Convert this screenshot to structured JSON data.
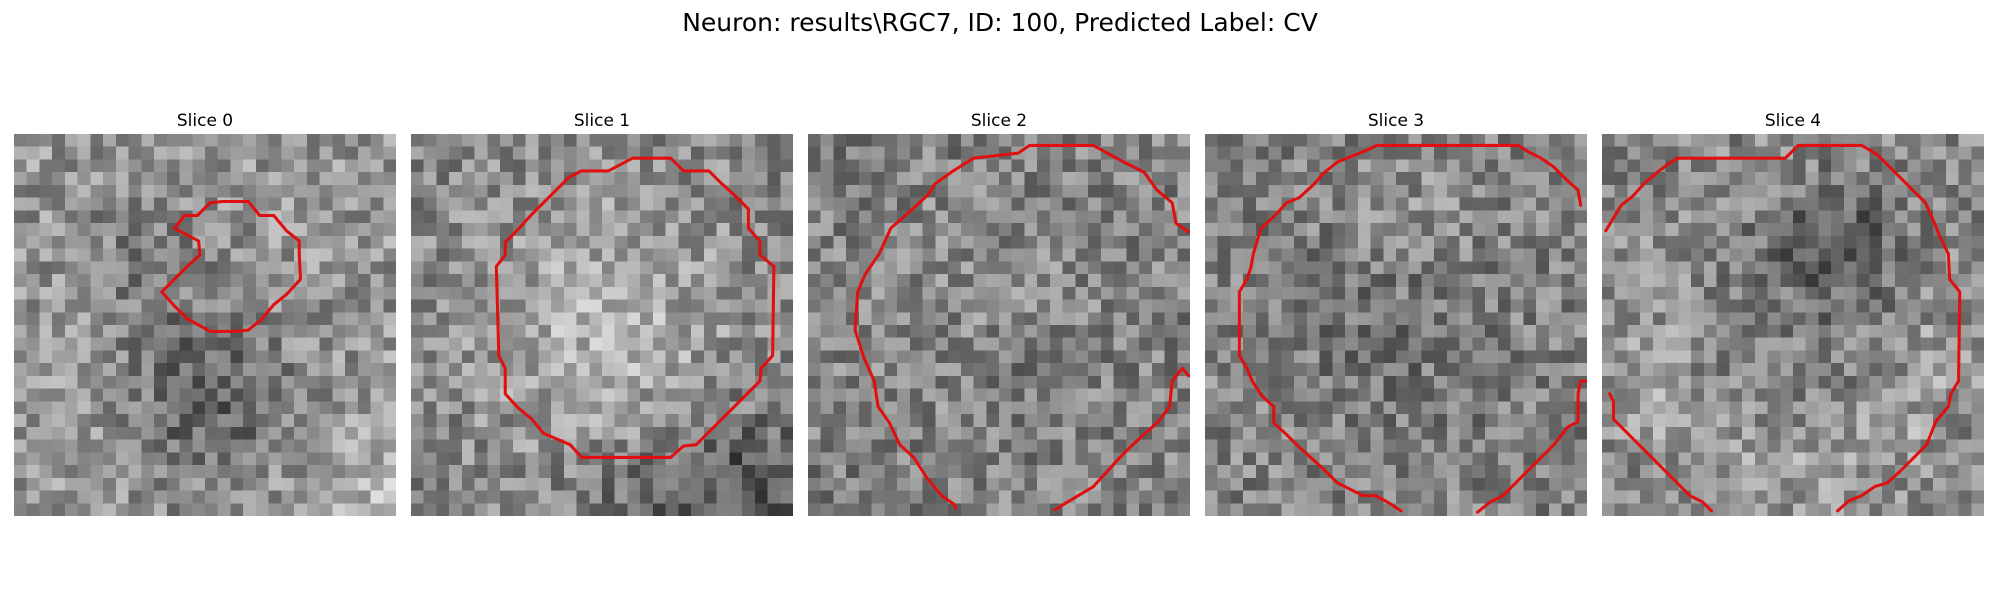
{
  "figure": {
    "title": "Neuron: results\\RGC7, ID: 100, Predicted Label: CV"
  },
  "colors": {
    "contour": "#e01010",
    "background": "#ffffff",
    "text": "#000000"
  },
  "slices": [
    {
      "title": "Slice 0",
      "seed": 11,
      "darkness": "dark lower half"
    },
    {
      "title": "Slice 1",
      "seed": 23,
      "darkness": "bright center"
    },
    {
      "title": "Slice 2",
      "seed": 37,
      "darkness": "mixed"
    },
    {
      "title": "Slice 3",
      "seed": 53,
      "darkness": "mixed"
    },
    {
      "title": "Slice 4",
      "seed": 71,
      "darkness": "dark upper center"
    }
  ]
}
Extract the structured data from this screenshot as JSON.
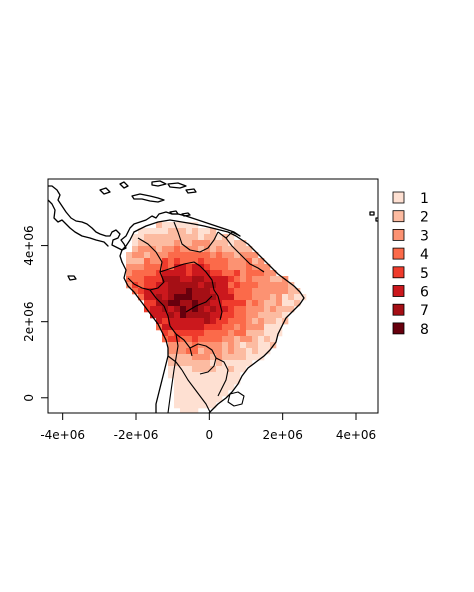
{
  "map": {
    "projection": "equal-area (metres)",
    "x_axis": {
      "range": [
        -4400000,
        4600000
      ],
      "ticks": [
        -4000000,
        -2000000,
        0,
        2000000,
        4000000
      ],
      "tick_labels": [
        "-4e+06",
        "-2e+06",
        "0",
        "2e+06",
        "4e+06"
      ]
    },
    "y_axis": {
      "range": [
        -400000,
        5750000
      ],
      "ticks": [
        0,
        2000000,
        4000000
      ],
      "tick_labels": [
        "0",
        "2e+06",
        "4e+06"
      ]
    },
    "grid": false
  },
  "legend": {
    "placement": "right",
    "classes": [
      {
        "label": "1",
        "color": "#fee0d2"
      },
      {
        "label": "2",
        "color": "#fcbba1"
      },
      {
        "label": "3",
        "color": "#fc9272"
      },
      {
        "label": "4",
        "color": "#fb6a4a"
      },
      {
        "label": "5",
        "color": "#ef3b2c"
      },
      {
        "label": "6",
        "color": "#cb181d"
      },
      {
        "label": "7",
        "color": "#a50f15"
      },
      {
        "label": "8",
        "color": "#67000d"
      }
    ]
  }
}
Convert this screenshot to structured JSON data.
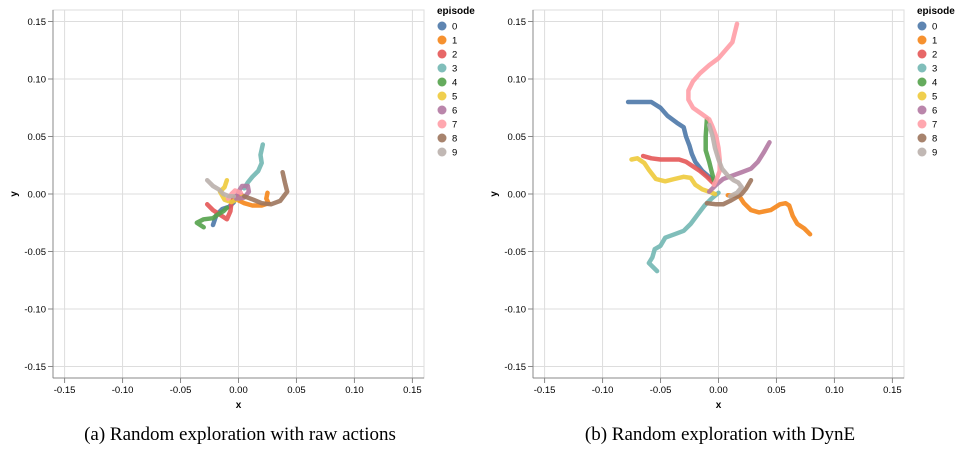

◇ ◇ ◇

_Work to do_
Write the lines above out again exactly, without any of their pictures.

_Finished task_
Convert this screenshot to structured JSON data.
{
  "figure": {
    "title": "Neuron: results\\RGC7, ID: 100, Predicted Label: CV"
  },
  "colors": {
    "contour": "#e01010",
    "background": "#ffffff",
    "text": "#000000"
  },
  "slices": [
    {
      "title": "Slice 0",
      "seed": 11,
      "darkness": "dark lower half"
    },
    {
      "title": "Slice 1",
      "seed": 23,
      "darkness": "bright center"
    },
    {
      "title": "Slice 2",
      "seed": 37,
      "darkness": "mixed"
    },
    {
      "title": "Slice 3",
      "seed": 53,
      "darkness": "mixed"
    },
    {
      "title": "Slice 4",
      "seed": 71,
      "darkness": "dark upper center"
    }
  ]
}
Extract the structured data from this screenshot as JSON.
{
  "map": {
    "projection": "equal-area (metres)",
    "x_axis": {
      "range": [
        -4400000,
        4600000
      ],
      "ticks": [
        -4000000,
        -2000000,
        0,
        2000000,
        4000000
      ],
      "tick_labels": [
        "-4e+06",
        "-2e+06",
        "0",
        "2e+06",
        "4e+06"
      ]
    },
    "y_axis": {
      "range": [
        -400000,
        5750000
      ],
      "ticks": [
        0,
        2000000,
        4000000
      ],
      "tick_labels": [
        "0",
        "2e+06",
        "4e+06"
      ]
    },
    "grid": false
  },
  "legend": {
    "placement": "right",
    "classes": [
      {
        "label": "1",
        "color": "#fee0d2"
      },
      {
        "label": "2",
        "color": "#fcbba1"
      },
      {
        "label": "3",
        "color": "#fc9272"
      },
      {
        "label": "4",
        "color": "#fb6a4a"
      },
      {
        "label": "5",
        "color": "#ef3b2c"
      },
      {
        "label": "6",
        "color": "#cb181d"
      },
      {
        "label": "7",
        "color": "#a50f15"
      },
      {
        "label": "8",
        "color": "#67000d"
      }
    ]
  }
}
Convert this screenshot to structured JSON data.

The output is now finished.